#### [PROBLEM]
All the data should be repeated exactly. Any image in it is left out.

#### [DATASET ENTRIES]
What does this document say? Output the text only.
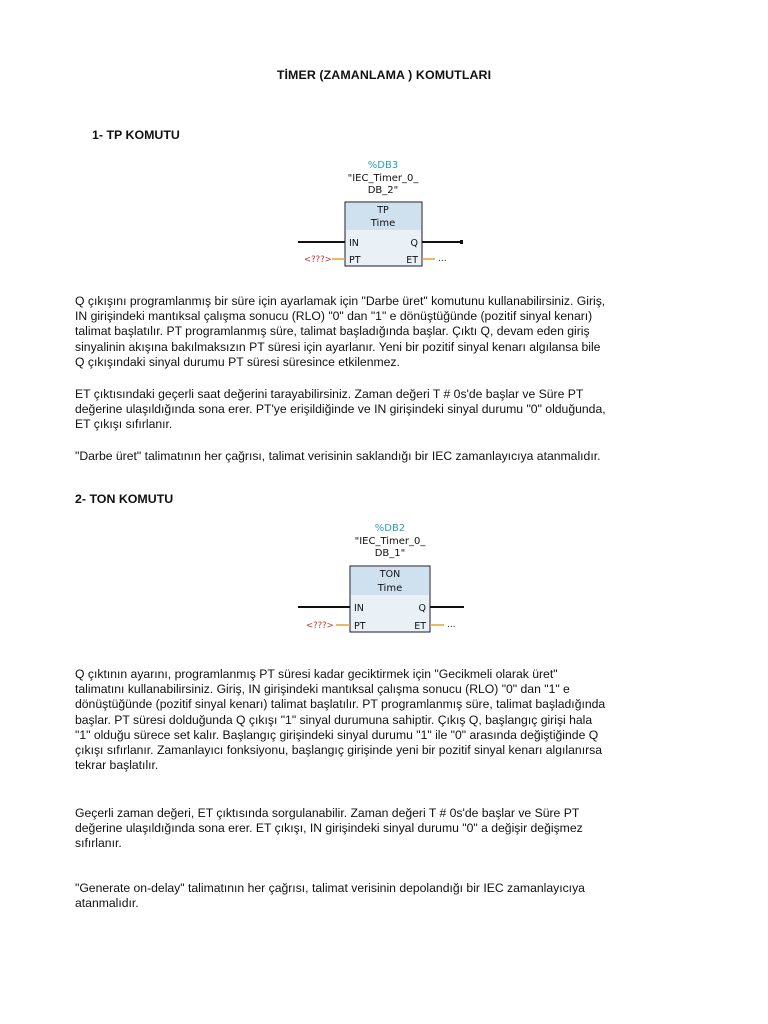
TİMER (ZAMANLAMA ) KOMUTLARI
1- TP KOMUTU
%DB3
"IEC_Timer_0_
DB_2"
TP
Time
IN	Q
<???> PT	ET ...
Q çıkışını programlanmış bir süre için ayarlamak için "Darbe üret" komutunu kullanabilirsiniz. Giriş,
IN girişindeki mantıksal çalışma sonucu (RLO) "0" dan "1" e dönüştüğünde (pozitif sinyal kenarı)
talimat başlatılır. PT programlanmış süre, talimat başladığında başlar. Çıktı Q, devam eden giriş
sinyalinin akışına bakılmaksızın PT süresi için ayarlanır. Yeni bir pozitif sinyal kenarı algılansa bile
Q çıkışındaki sinyal durumu PT süresi süresince etkilenmez.
ET çıktısındaki geçerli saat değerini tarayabilirsiniz. Zaman değeri T # 0s'de başlar ve Süre PT
değerine ulaşıldığında sona erer. PT'ye erişildiğinde ve IN girişindeki sinyal durumu "0" olduğunda,
ET çıkışı sıfırlanır.
"Darbe üret" talimatının her çağrısı, talimat verisinin saklandığı bir IEC zamanlayıcıya atanmalıdır.
2- TON KOMUTU
%DB2
"IEC_Timer_0_
DB_1"
TON
Time
IN	Q
<???> PT	ET ...
Q çıktının ayarını, programlanmış PT süresi kadar geciktirmek için "Gecikmeli olarak üret"
talimatını kullanabilirsiniz. Giriş, IN girişindeki mantıksal çalışma sonucu (RLO) "0" dan "1" e
dönüştüğünde (pozitif sinyal kenarı) talimat başlatılır. PT programlanmış süre, talimat başladığında
başlar. PT süresi dolduğunda Q çıkışı "1" sinyal durumuna sahiptir. Çıkış Q, başlangıç girişi hala
"1" olduğu sürece set kalır. Başlangıç girişindeki sinyal durumu "1" ile "0" arasında değiştiğinde Q
çıkışı sıfırlanır. Zamanlayıcı fonksiyonu, başlangıç girişinde yeni bir pozitif sinyal kenarı algılanırsa
tekrar başlatılır.
Geçerli zaman değeri, ET çıktısında sorgulanabilir. Zaman değeri T # 0s'de başlar ve Süre PT
değerine ulaşıldığında sona erer. ET çıkışı, IN girişindeki sinyal durumu "0" a değişir değişmez
sıfırlanır.
"Generate on-delay" talimatının her çağrısı, talimat verisinin depolandığı bir IEC zamanlayıcıya
atanmalıdır.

#### [CORRECT RESPONSE]
What does this document say? Output the text only.
TİMER (ZAMANLAMA ) KOMUTLARI
1- TP KOMUTU
%DB3
"IEC_Timer_0_
DB_2"
TP
Time
IN	Q
<???> PT	ET ...
Q çıkışını programlanmış bir süre için ayarlamak için "Darbe üret" komutunu kullanabilirsiniz. Giriş,
IN girişindeki mantıksal çalışma sonucu (RLO) "0" dan "1" e dönüştüğünde (pozitif sinyal kenarı)
talimat başlatılır. PT programlanmış süre, talimat başladığında başlar. Çıktı Q, devam eden giriş
sinyalinin akışına bakılmaksızın PT süresi için ayarlanır. Yeni bir pozitif sinyal kenarı algılansa bile
Q çıkışındaki sinyal durumu PT süresi süresince etkilenmez.
ET çıktısındaki geçerli saat değerini tarayabilirsiniz. Zaman değeri T # 0s'de başlar ve Süre PT
değerine ulaşıldığında sona erer. PT'ye erişildiğinde ve IN girişindeki sinyal durumu "0" olduğunda,
ET çıkışı sıfırlanır.
"Darbe üret" talimatının her çağrısı, talimat verisinin saklandığı bir IEC zamanlayıcıya atanmalıdır.
2- TON KOMUTU
%DB2
"IEC_Timer_0_
DB_1"
TON
Time
IN	Q
<???> PT	ET ...
Q çıktının ayarını, programlanmış PT süresi kadar geciktirmek için "Gecikmeli olarak üret"
talimatını kullanabilirsiniz. Giriş, IN girişindeki mantıksal çalışma sonucu (RLO) "0" dan "1" e
dönüştüğünde (pozitif sinyal kenarı) talimat başlatılır. PT programlanmış süre, talimat başladığında
başlar. PT süresi dolduğunda Q çıkışı "1" sinyal durumuna sahiptir. Çıkış Q, başlangıç girişi hala
"1" olduğu sürece set kalır. Başlangıç girişindeki sinyal durumu "1" ile "0" arasında değiştiğinde Q
çıkışı sıfırlanır. Zamanlayıcı fonksiyonu, başlangıç girişinde yeni bir pozitif sinyal kenarı algılanırsa
tekrar başlatılır.
Geçerli zaman değeri, ET çıktısında sorgulanabilir. Zaman değeri T # 0s'de başlar ve Süre PT
değerine ulaşıldığında sona erer. ET çıkışı, IN girişindeki sinyal durumu "0" a değişir değişmez
sıfırlanır.
"Generate on-delay" talimatının her çağrısı, talimat verisinin depolandığı bir IEC zamanlayıcıya
atanmalıdır.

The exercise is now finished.